• DATA EXCERPTS:
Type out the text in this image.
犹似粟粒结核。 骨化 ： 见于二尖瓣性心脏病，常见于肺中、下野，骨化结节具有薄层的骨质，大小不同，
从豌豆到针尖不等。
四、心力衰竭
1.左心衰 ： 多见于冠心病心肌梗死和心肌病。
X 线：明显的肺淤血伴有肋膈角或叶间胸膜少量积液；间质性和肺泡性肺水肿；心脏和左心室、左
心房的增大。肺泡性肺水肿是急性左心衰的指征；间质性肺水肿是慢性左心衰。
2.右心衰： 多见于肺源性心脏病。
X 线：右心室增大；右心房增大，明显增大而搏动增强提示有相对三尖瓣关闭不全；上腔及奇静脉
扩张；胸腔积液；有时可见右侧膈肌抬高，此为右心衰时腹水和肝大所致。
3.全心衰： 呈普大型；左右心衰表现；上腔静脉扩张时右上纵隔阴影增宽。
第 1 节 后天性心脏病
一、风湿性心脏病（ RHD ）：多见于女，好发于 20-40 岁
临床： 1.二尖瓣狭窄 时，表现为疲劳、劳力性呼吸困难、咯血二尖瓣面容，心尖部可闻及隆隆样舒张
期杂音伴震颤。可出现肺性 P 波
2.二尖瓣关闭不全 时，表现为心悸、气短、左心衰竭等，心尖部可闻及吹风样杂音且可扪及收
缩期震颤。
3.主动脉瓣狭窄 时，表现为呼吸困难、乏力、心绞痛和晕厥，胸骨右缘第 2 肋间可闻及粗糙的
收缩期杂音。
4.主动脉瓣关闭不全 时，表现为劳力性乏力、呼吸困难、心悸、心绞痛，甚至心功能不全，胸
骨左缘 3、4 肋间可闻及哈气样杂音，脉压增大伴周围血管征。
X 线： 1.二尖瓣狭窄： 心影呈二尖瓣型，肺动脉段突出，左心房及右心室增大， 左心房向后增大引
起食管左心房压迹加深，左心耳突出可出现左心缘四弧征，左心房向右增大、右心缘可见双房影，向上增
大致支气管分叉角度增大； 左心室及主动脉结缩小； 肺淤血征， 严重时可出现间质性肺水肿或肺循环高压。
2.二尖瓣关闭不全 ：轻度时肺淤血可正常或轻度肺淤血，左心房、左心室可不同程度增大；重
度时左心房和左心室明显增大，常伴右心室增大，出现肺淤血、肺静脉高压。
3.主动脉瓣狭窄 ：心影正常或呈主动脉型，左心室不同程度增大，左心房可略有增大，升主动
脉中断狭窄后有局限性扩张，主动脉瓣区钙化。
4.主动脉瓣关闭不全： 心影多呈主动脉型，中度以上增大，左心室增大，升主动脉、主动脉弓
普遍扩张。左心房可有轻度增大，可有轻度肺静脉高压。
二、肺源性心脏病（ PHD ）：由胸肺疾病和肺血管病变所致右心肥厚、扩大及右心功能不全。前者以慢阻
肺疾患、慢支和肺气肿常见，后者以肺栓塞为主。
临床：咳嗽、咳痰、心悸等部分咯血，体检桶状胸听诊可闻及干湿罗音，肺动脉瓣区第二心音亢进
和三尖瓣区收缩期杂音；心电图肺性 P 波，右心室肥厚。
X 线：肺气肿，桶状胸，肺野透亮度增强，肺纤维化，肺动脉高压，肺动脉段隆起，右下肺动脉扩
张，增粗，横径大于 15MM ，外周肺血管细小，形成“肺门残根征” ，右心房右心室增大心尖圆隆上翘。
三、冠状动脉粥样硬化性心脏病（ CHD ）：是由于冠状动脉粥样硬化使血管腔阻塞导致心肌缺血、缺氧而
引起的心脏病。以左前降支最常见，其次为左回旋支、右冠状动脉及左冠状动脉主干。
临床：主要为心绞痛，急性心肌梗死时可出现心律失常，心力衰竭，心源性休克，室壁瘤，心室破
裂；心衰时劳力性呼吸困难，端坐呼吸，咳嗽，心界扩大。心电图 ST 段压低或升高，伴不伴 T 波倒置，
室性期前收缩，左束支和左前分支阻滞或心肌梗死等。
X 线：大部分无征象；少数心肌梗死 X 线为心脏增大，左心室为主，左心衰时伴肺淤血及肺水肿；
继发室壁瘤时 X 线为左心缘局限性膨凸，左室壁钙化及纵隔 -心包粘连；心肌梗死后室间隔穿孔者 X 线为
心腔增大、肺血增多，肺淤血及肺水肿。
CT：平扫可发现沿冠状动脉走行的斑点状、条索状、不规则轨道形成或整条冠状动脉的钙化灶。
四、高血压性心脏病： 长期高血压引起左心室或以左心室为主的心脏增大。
--
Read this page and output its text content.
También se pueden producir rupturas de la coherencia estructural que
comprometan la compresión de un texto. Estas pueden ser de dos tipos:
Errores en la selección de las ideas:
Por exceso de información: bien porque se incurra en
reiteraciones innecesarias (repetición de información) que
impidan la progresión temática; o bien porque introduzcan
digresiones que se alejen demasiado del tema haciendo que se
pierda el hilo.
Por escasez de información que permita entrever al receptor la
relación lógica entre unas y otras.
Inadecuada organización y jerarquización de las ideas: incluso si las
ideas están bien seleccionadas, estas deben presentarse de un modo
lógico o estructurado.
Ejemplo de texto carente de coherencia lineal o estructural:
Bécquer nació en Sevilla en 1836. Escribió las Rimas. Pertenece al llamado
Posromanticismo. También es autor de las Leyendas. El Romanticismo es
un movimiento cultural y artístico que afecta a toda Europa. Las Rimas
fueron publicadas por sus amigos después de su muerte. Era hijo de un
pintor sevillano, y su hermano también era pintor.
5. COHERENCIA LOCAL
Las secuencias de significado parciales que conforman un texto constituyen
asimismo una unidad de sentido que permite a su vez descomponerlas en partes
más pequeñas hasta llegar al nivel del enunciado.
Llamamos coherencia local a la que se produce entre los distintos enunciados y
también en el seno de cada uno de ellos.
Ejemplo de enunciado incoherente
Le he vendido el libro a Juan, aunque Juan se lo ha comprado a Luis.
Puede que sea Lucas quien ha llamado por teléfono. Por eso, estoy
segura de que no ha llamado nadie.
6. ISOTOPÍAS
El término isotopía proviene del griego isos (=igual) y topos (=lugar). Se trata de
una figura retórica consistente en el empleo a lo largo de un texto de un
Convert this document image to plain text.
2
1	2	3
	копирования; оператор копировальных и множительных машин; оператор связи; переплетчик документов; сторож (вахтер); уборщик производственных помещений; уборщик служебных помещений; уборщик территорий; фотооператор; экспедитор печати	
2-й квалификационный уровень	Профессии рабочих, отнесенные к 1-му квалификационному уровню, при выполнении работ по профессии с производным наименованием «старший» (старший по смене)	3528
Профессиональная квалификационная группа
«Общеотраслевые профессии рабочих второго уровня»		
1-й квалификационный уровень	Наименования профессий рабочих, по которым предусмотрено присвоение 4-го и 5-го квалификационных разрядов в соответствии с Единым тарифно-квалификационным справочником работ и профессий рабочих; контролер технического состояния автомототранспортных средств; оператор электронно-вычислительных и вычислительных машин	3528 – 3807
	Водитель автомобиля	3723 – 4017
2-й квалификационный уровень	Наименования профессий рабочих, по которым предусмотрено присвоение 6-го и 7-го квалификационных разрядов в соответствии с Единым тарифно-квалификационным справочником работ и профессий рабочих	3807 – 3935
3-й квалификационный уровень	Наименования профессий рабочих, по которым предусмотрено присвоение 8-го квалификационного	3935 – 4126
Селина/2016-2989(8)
==
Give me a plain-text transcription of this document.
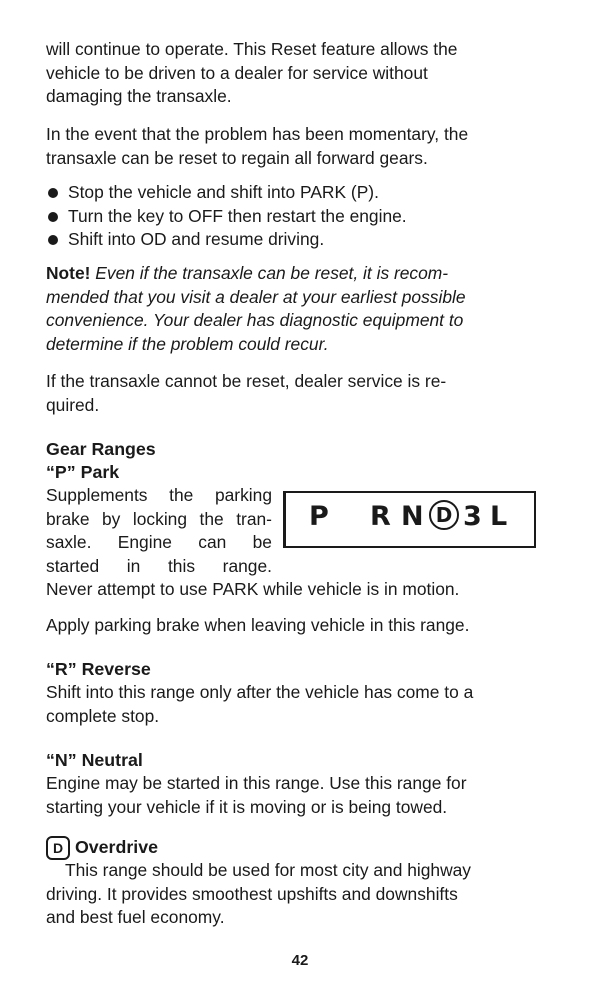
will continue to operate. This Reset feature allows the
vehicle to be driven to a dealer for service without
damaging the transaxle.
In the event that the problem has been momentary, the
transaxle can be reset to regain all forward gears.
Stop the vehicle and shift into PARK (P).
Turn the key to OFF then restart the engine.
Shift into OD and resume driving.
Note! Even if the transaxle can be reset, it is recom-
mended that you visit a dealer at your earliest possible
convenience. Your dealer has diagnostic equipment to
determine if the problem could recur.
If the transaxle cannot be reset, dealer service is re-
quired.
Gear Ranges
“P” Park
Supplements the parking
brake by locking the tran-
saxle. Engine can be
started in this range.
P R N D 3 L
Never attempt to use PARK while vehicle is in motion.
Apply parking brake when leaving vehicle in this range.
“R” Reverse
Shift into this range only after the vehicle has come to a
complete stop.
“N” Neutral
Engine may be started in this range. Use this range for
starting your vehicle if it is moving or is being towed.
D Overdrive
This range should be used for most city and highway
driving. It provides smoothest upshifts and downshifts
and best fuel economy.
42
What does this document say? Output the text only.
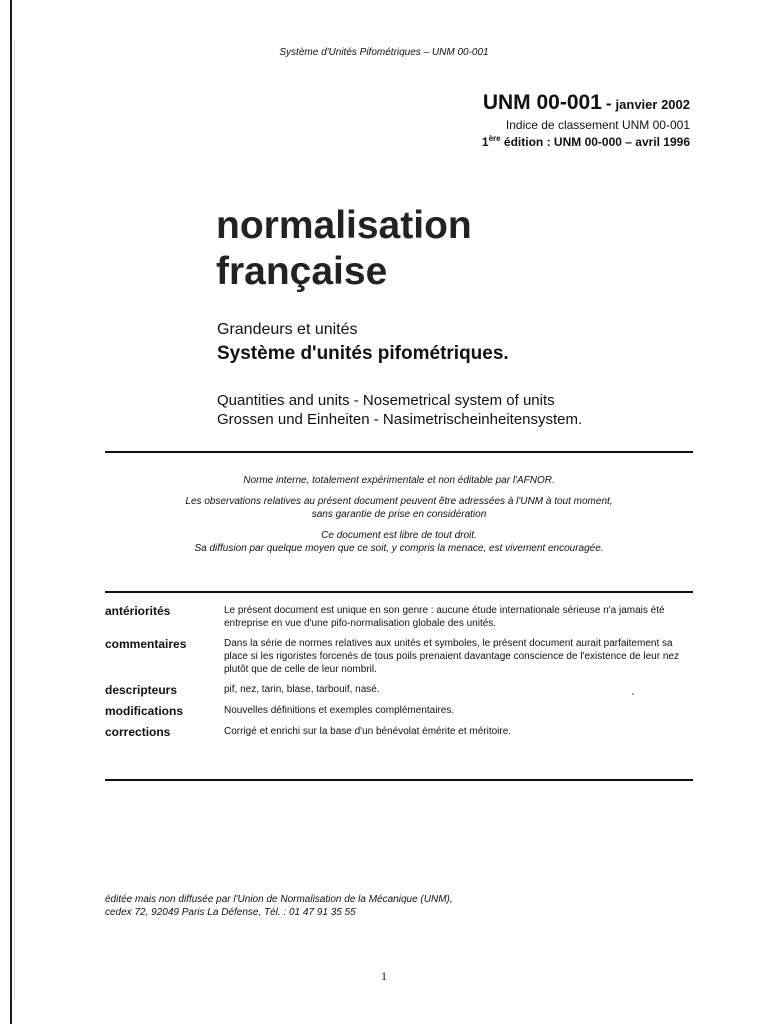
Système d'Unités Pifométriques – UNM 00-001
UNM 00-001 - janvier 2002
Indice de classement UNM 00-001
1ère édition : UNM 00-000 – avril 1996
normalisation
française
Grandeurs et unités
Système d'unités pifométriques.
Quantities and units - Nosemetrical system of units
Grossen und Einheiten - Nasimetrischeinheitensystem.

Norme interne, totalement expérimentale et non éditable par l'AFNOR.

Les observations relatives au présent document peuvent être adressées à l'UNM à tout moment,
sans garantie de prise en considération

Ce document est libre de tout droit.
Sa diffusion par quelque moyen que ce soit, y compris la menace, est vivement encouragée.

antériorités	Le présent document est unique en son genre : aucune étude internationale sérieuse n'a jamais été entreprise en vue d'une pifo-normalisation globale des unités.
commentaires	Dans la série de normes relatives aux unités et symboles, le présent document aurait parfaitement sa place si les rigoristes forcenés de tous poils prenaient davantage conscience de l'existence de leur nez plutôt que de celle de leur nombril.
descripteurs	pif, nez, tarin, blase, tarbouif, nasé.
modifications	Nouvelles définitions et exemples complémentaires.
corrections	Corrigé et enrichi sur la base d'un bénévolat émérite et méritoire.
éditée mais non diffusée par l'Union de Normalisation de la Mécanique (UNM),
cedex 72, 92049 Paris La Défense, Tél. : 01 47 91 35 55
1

• GIVEN EXERCISE:
Go through the preceding material and copy each line that has the word "présent".

• OUTPUT FOR THIS TASK:
Les observations relatives au présent document peuvent être adressées à l'UNM à tout moment,
antériorités	Le présent document est unique en son genre : aucune étude internationale sérieuse n'a jamais été entreprise en vue d'une pifo-normalisation globale des unités.
commentaires	Dans la série de normes relatives aux unités et symboles, le présent document aurait parfaitement sa place si les rigoristes forcenés de tous poils prenaient davantage conscience de l'existence de leur nez plutôt que de celle de leur nombril.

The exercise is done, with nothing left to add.